* _Set problem_
Count up the lines in the following listing that hold the word "Assemblea", then give only that count.

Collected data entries
>>
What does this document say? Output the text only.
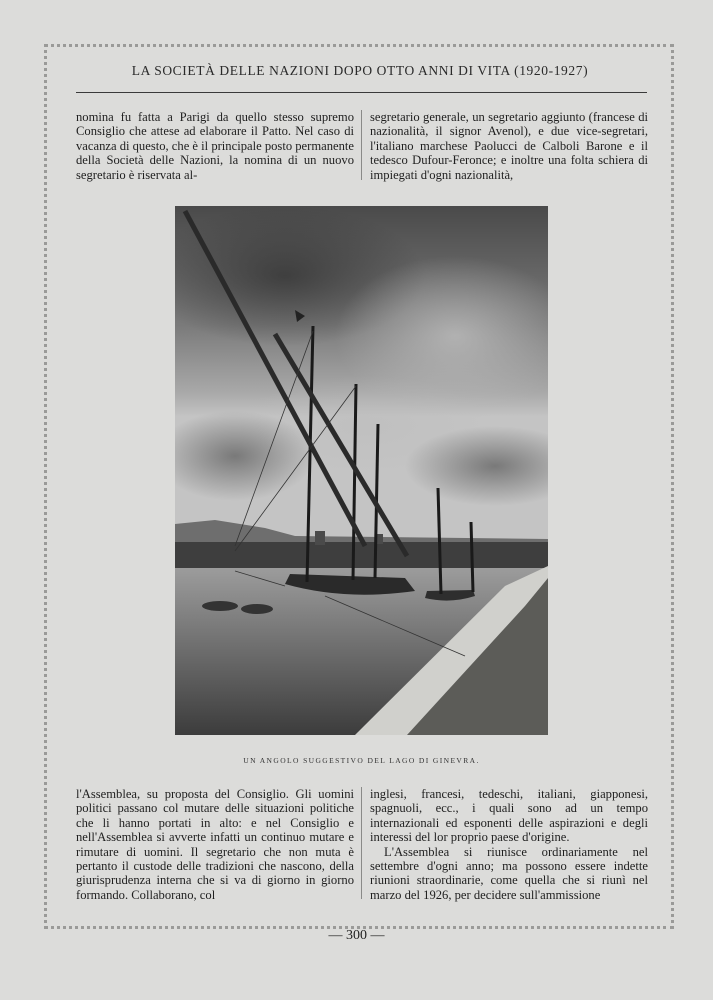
LA SOCIETÀ DELLE NAZIONI DOPO OTTO ANNI DI VITA (1920-1927)

nomina fu fatta a Parigi da quello stesso supremo Consiglio che attese ad elaborare il Patto. Nel caso di vacanza di questo, che è il principale posto permanente della Società delle Nazioni, la nomina di un nuovo segretario è riservata al-

segretario generale, un segretario aggiunto (francese di nazionalità, il signor Avenol), e due vice-segretari, l'italiano marchese Paolucci de Calboli Barone e il tedesco Dufour-Feronce; e inoltre una folta schiera di impiegati d'ogni nazionalità,

UN ANGOLO SUGGESTIVO DEL LAGO DI GINEVRA.

l'Assemblea, su proposta del Consiglio. Gli uomini politici passano col mutare delle situazioni politiche che li hanno portati in alto: e nel Consiglio e nell'Assemblea si avverte infatti un continuo mutare e rimutare di uomini. Il segretario che non muta è pertanto il custode delle tradizioni che nascono, della giurisprudenza interna che si va di giorno in giorno formando. Collaborano, col

inglesi, francesi, tedeschi, italiani, giapponesi, spagnuoli, ecc., i quali sono ad un tempo internazionali ed esponenti delle aspirazioni e degli interessi del lor proprio paese d'origine.

L'Assemblea si riunisce ordinariamente nel settembre d'ogni anno; ma possono essere indette riunioni straordinarie, come quella che si riunì nel marzo del 1926, per decidere sull'ammissione

— 300 —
<<
* _Solution_
2